▸ What to produce
From the entries that follow, list every line in which the string "толк" appears.

▸ Provided material
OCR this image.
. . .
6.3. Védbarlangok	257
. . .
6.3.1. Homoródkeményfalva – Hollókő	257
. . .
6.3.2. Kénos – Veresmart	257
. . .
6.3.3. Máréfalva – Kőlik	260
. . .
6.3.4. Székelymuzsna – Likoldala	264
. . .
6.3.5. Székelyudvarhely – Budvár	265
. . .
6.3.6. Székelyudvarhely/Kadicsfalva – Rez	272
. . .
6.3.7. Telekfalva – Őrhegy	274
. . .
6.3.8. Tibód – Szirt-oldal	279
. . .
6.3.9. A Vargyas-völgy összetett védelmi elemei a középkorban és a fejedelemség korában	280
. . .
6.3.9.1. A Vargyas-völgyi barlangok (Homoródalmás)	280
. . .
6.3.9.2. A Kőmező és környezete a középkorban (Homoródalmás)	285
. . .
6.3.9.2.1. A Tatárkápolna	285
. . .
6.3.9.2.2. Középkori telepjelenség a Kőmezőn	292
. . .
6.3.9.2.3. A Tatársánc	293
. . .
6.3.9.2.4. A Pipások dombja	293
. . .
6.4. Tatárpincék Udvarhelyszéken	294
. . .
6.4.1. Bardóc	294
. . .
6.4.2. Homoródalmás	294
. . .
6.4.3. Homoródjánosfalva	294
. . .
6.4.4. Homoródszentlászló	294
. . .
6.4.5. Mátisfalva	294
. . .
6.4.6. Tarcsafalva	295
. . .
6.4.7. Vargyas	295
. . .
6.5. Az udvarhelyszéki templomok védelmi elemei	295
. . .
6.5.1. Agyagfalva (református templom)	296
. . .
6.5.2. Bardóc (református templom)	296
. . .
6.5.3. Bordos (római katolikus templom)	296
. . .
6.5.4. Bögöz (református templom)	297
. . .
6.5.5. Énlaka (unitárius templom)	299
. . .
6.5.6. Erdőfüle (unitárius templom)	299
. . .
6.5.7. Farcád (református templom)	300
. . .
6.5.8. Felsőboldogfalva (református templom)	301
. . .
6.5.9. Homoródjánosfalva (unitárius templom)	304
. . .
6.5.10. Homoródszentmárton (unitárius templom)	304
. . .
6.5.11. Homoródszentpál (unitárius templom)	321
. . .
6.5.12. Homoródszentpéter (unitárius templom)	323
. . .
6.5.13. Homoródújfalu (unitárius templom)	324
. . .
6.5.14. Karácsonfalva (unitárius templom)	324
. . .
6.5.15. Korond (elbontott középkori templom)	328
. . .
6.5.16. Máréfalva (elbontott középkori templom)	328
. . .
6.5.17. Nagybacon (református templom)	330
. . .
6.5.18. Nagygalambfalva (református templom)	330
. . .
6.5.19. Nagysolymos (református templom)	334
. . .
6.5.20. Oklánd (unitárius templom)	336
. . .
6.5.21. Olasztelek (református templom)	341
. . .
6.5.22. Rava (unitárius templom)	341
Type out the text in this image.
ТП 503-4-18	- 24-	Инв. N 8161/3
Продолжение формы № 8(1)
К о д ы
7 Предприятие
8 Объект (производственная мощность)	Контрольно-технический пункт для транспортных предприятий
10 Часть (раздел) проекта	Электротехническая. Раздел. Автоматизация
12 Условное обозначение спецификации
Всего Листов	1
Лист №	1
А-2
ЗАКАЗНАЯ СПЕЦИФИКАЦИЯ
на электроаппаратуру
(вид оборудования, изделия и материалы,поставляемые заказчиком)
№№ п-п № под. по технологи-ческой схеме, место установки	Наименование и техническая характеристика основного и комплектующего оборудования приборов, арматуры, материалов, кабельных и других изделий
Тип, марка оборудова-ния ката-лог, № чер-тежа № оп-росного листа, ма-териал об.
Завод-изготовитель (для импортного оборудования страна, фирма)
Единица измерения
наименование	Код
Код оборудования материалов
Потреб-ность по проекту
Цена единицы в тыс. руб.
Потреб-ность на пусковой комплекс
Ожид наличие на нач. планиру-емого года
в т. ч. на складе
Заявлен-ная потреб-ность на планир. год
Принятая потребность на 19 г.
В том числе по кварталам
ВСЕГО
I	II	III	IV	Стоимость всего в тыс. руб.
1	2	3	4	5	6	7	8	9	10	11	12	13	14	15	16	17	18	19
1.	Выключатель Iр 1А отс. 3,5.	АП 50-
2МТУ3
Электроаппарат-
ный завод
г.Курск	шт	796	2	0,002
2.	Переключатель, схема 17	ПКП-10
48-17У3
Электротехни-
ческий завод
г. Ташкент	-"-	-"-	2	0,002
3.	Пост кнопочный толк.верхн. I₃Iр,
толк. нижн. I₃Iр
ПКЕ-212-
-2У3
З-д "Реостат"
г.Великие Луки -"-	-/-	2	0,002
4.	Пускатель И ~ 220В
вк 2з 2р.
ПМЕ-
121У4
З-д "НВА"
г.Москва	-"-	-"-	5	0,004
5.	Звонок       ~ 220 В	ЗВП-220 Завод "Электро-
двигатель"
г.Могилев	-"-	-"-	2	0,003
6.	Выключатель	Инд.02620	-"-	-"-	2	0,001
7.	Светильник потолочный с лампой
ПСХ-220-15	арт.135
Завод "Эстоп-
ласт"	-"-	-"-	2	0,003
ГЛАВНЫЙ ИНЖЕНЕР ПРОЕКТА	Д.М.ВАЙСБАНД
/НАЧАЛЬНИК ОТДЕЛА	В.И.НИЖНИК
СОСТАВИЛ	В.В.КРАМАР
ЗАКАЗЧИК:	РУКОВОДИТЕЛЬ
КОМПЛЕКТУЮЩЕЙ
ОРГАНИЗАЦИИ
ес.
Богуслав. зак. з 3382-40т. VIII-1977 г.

==

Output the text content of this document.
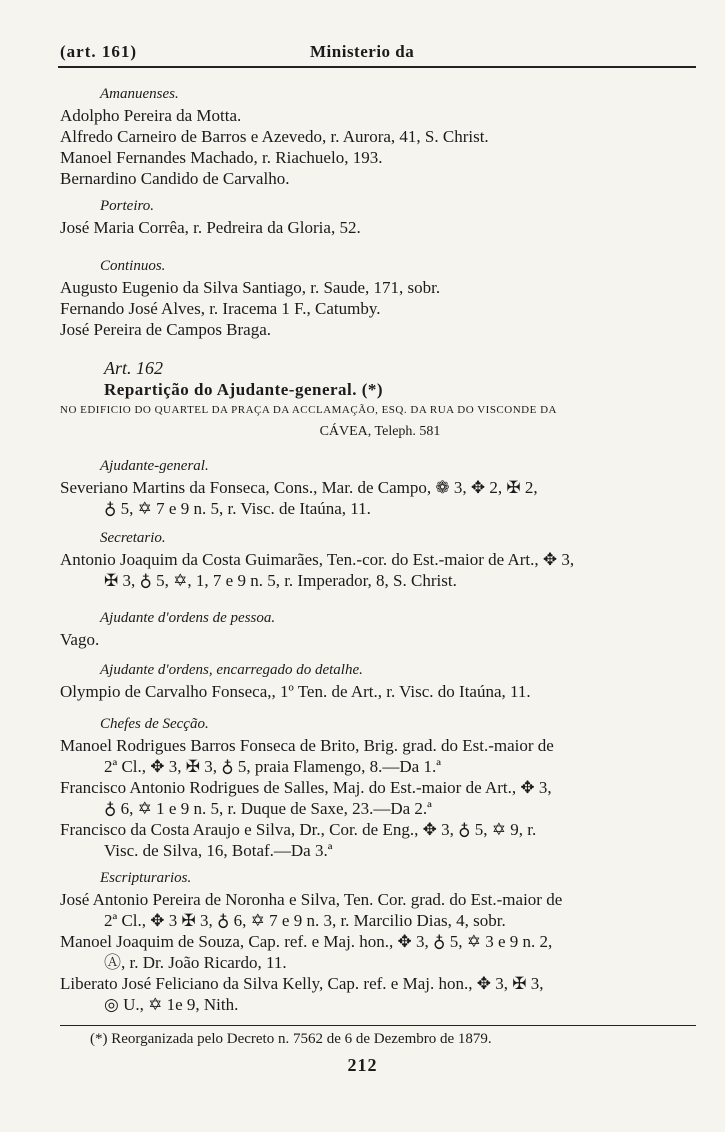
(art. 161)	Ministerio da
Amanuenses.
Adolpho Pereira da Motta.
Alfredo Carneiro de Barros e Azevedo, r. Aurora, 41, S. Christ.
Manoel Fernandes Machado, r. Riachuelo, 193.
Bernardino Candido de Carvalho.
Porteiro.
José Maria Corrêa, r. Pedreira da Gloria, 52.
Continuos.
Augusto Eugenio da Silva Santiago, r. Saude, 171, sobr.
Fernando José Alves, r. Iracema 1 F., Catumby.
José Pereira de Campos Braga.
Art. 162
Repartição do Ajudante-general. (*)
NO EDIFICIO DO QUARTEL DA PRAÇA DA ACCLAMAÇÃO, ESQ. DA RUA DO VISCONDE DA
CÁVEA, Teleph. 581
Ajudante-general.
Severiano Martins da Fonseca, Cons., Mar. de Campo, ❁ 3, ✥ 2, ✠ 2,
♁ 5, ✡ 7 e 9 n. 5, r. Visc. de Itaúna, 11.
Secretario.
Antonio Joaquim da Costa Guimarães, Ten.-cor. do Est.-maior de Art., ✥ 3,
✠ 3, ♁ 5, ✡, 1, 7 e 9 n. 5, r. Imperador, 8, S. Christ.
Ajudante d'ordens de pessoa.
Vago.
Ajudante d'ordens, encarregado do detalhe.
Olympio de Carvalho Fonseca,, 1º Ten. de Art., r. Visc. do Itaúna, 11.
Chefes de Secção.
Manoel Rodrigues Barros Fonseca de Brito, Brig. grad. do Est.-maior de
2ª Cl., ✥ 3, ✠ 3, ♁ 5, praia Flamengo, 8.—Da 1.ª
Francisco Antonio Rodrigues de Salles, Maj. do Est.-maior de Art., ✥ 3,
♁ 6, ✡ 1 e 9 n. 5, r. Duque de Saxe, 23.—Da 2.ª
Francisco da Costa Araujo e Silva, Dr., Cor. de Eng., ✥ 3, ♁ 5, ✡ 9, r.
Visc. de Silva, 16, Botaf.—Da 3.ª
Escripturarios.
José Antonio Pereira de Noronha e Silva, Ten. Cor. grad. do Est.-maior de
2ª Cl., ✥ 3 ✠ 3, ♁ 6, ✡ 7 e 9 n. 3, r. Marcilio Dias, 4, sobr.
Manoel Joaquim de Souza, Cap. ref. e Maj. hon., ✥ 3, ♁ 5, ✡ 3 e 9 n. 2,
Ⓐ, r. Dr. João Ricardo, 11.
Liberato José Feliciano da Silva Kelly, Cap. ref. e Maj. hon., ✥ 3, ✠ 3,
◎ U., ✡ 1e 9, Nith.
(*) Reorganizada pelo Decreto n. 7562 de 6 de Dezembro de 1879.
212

--

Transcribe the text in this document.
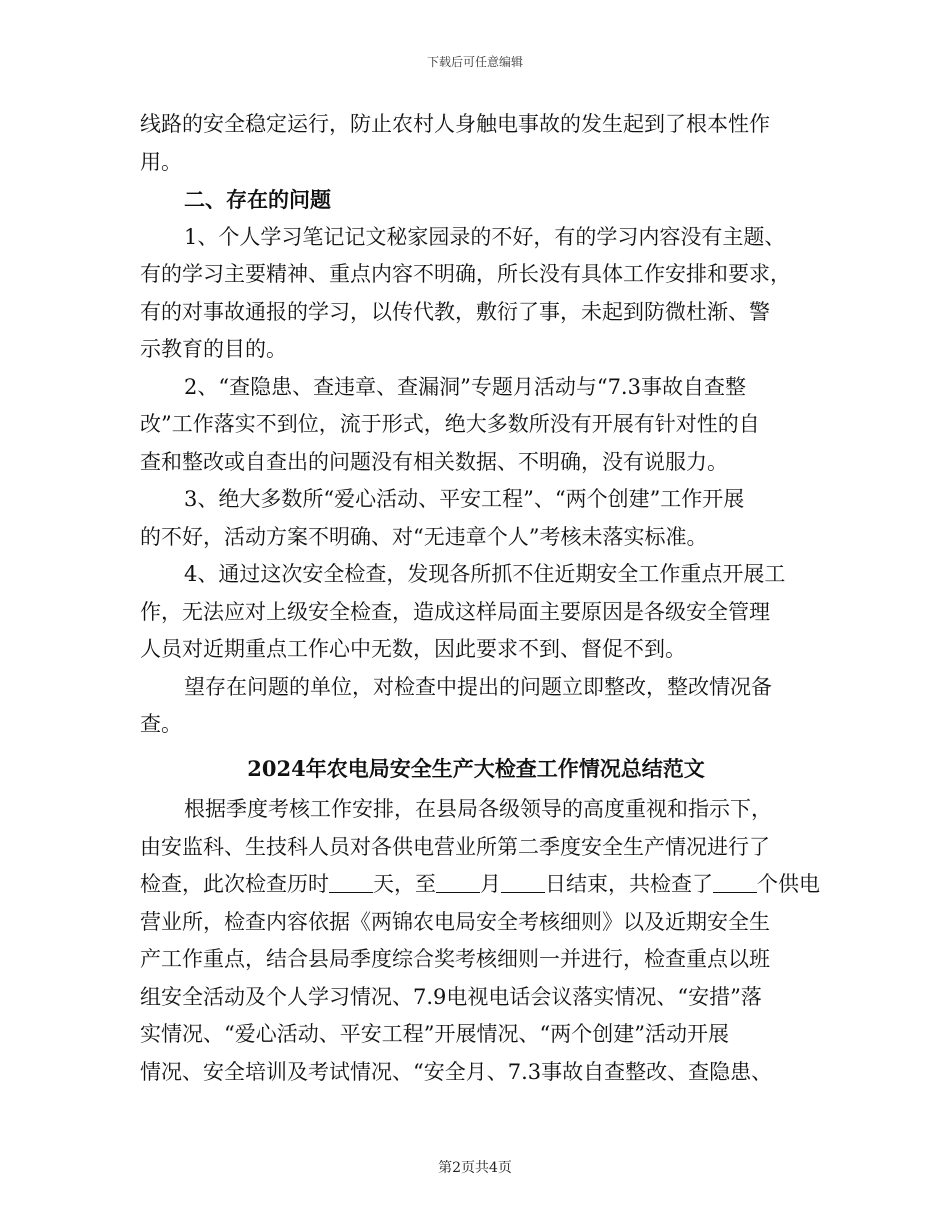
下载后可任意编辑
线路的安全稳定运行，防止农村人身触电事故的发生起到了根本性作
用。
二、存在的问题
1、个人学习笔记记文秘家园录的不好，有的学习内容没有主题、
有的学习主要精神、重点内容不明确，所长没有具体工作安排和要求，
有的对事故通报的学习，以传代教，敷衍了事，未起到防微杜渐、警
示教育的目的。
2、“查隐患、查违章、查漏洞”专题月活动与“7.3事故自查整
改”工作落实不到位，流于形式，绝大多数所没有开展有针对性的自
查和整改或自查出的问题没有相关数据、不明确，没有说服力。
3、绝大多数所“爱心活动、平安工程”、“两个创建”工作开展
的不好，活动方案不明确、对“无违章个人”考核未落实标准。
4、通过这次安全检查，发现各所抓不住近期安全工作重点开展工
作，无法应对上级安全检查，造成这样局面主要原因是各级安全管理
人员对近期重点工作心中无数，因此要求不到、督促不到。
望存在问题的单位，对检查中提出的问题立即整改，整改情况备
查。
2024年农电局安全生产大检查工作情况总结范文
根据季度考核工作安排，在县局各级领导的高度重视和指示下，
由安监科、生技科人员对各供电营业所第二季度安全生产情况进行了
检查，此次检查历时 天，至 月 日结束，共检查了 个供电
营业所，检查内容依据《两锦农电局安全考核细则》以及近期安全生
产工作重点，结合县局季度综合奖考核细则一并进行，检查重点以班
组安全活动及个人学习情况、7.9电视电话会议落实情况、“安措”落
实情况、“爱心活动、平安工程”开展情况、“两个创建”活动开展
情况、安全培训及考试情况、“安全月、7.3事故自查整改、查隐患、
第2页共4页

▸ Written answer
3.	Пост кнопочный толк.верхн. I₃Iр,
толк. нижн. I₃Iр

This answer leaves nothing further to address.